- _GIVEN EXERCISE_:
Would you retype all of these records exactly?

-- Start DATA ROWS --

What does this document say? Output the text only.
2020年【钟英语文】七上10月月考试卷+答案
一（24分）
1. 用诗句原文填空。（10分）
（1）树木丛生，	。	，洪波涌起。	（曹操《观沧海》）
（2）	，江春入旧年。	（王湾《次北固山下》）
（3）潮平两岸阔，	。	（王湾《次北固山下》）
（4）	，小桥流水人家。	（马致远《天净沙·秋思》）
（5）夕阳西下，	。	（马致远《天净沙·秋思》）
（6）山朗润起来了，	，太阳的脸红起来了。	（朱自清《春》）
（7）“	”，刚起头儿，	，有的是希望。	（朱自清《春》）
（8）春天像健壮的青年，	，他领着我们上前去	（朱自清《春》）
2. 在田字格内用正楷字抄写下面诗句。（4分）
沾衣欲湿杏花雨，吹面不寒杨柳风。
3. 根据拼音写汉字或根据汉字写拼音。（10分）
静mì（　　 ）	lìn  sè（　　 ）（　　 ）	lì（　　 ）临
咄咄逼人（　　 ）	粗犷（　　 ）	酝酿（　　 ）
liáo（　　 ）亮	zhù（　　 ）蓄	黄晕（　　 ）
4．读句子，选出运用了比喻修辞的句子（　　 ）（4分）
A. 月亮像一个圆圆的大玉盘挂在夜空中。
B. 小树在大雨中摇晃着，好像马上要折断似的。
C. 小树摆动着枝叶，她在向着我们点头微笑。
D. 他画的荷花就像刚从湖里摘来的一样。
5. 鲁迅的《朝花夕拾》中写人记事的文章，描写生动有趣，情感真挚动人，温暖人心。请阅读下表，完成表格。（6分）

-- End DATA ROWS --

- _RESULT OF THIS TASK_:
What does this document say? Output the text only.
2020年【钟英语文】七上10月月考试卷+答案
一（24分）
1. 用诗句原文填空。（10分）
（1）树木丛生，	。	，洪波涌起。	（曹操《观沧海》）
（2）	，江春入旧年。	（王湾《次北固山下》）
（3）潮平两岸阔，	。	（王湾《次北固山下》）
（4）	，小桥流水人家。	（马致远《天净沙·秋思》）
（5）夕阳西下，	。	（马致远《天净沙·秋思》）
（6）山朗润起来了，	，太阳的脸红起来了。	（朱自清《春》）
（7）“	”，刚起头儿，	，有的是希望。	（朱自清《春》）
（8）春天像健壮的青年，	，他领着我们上前去	（朱自清《春》）
2. 在田字格内用正楷字抄写下面诗句。（4分）
沾衣欲湿杏花雨，吹面不寒杨柳风。
3. 根据拼音写汉字或根据汉字写拼音。（10分）
静mì（　　 ）	lìn  sè（　　 ）（　　 ）	lì（　　 ）临
咄咄逼人（　　 ）	粗犷（　　 ）	酝酿（　　 ）
liáo（　　 ）亮	zhù（　　 ）蓄	黄晕（　　 ）
4．读句子，选出运用了比喻修辞的句子（　　 ）（4分）
A. 月亮像一个圆圆的大玉盘挂在夜空中。
B. 小树在大雨中摇晃着，好像马上要折断似的。
C. 小树摆动着枝叶，她在向着我们点头微笑。
D. 他画的荷花就像刚从湖里摘来的一样。
5. 鲁迅的《朝花夕拾》中写人记事的文章，描写生动有趣，情感真挚动人，温暖人心。请阅读下表，完成表格。（6分）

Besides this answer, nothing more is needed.